**Excerpted records**
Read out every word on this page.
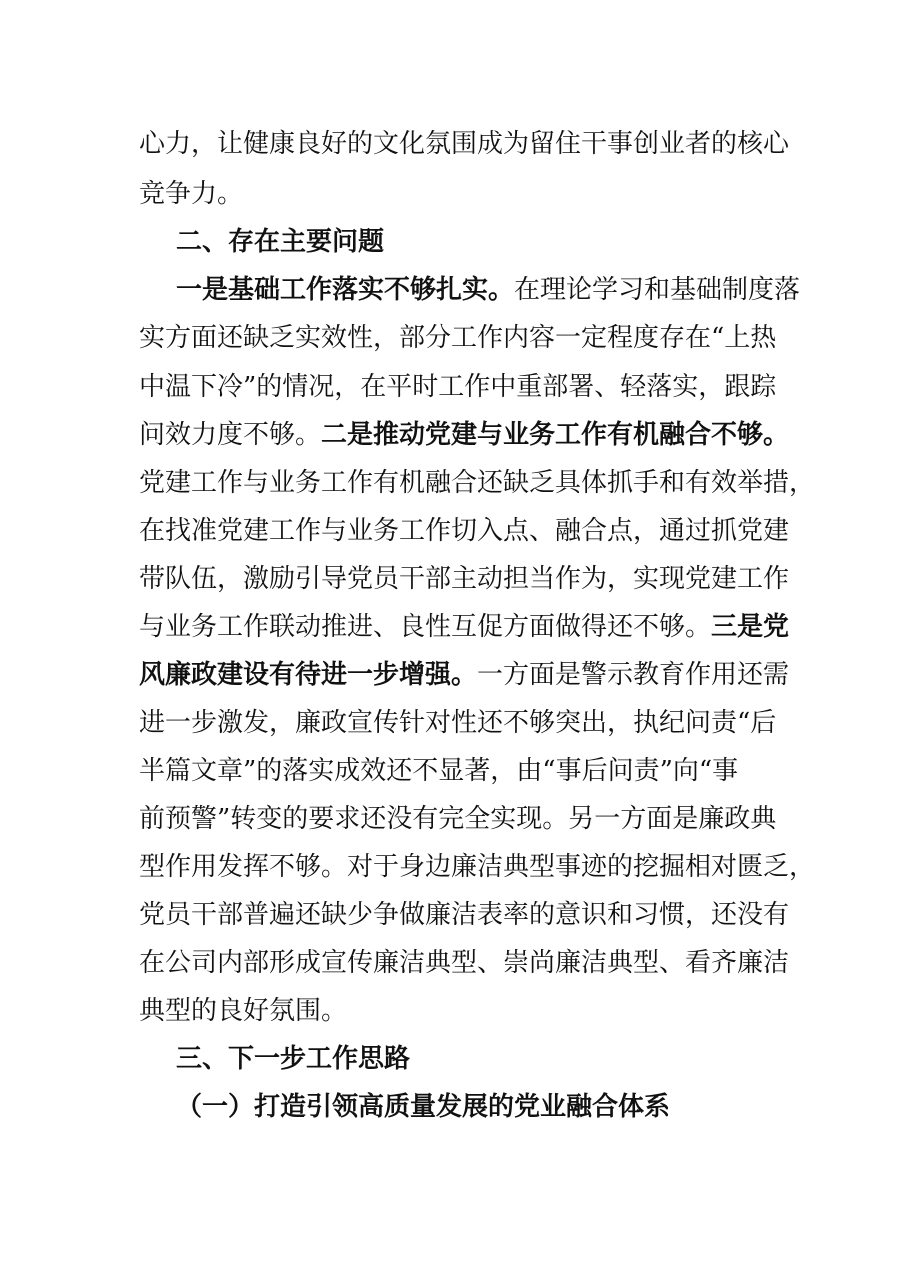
心力，让健康良好的文化氛围成为留住干事创业者的核心
竞争力。
二、存在主要问题
一是基础工作落实不够扎实。在理论学习和基础制度落
实方面还缺乏实效性，部分工作内容一定程度存在“上热
中温下冷”的情况，在平时工作中重部署、轻落实，跟踪
问效力度不够。二是推动党建与业务工作有机融合不够。
党建工作与业务工作有机融合还缺乏具体抓手和有效举措，
在找准党建工作与业务工作切入点、融合点，通过抓党建
带队伍，激励引导党员干部主动担当作为，实现党建工作
与业务工作联动推进、良性互促方面做得还不够。三是党
风廉政建设有待进一步增强。一方面是警示教育作用还需
进一步激发，廉政宣传针对性还不够突出，执纪问责“后
半篇文章”的落实成效还不显著，由“事后问责”向“事
前预警”转变的要求还没有完全实现。另一方面是廉政典
型作用发挥不够。对于身边廉洁典型事迹的挖掘相对匮乏，
党员干部普遍还缺少争做廉洁表率的意识和习惯，还没有
在公司内部形成宣传廉洁典型、崇尚廉洁典型、看齐廉洁
典型的良好氛围。
三、下一步工作思路
（一）打造引领高质量发展的党业融合体系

**What you should do**
Output the lines above in full and exactly as given, omitting any pictures.

**Final result**
Read out every word on this page.
心力，让健康良好的文化氛围成为留住干事创业者的核心
竞争力。
二、存在主要问题
一是基础工作落实不够扎实。在理论学习和基础制度落
实方面还缺乏实效性，部分工作内容一定程度存在“上热
中温下冷”的情况，在平时工作中重部署、轻落实，跟踪
问效力度不够。二是推动党建与业务工作有机融合不够。
党建工作与业务工作有机融合还缺乏具体抓手和有效举措，
在找准党建工作与业务工作切入点、融合点，通过抓党建
带队伍，激励引导党员干部主动担当作为，实现党建工作
与业务工作联动推进、良性互促方面做得还不够。三是党
风廉政建设有待进一步增强。一方面是警示教育作用还需
进一步激发，廉政宣传针对性还不够突出，执纪问责“后
半篇文章”的落实成效还不显著，由“事后问责”向“事
前预警”转变的要求还没有完全实现。另一方面是廉政典
型作用发挥不够。对于身边廉洁典型事迹的挖掘相对匮乏，
党员干部普遍还缺少争做廉洁表率的意识和习惯，还没有
在公司内部形成宣传廉洁典型、崇尚廉洁典型、看齐廉洁
典型的良好氛围。
三、下一步工作思路
（一）打造引领高质量发展的党业融合体系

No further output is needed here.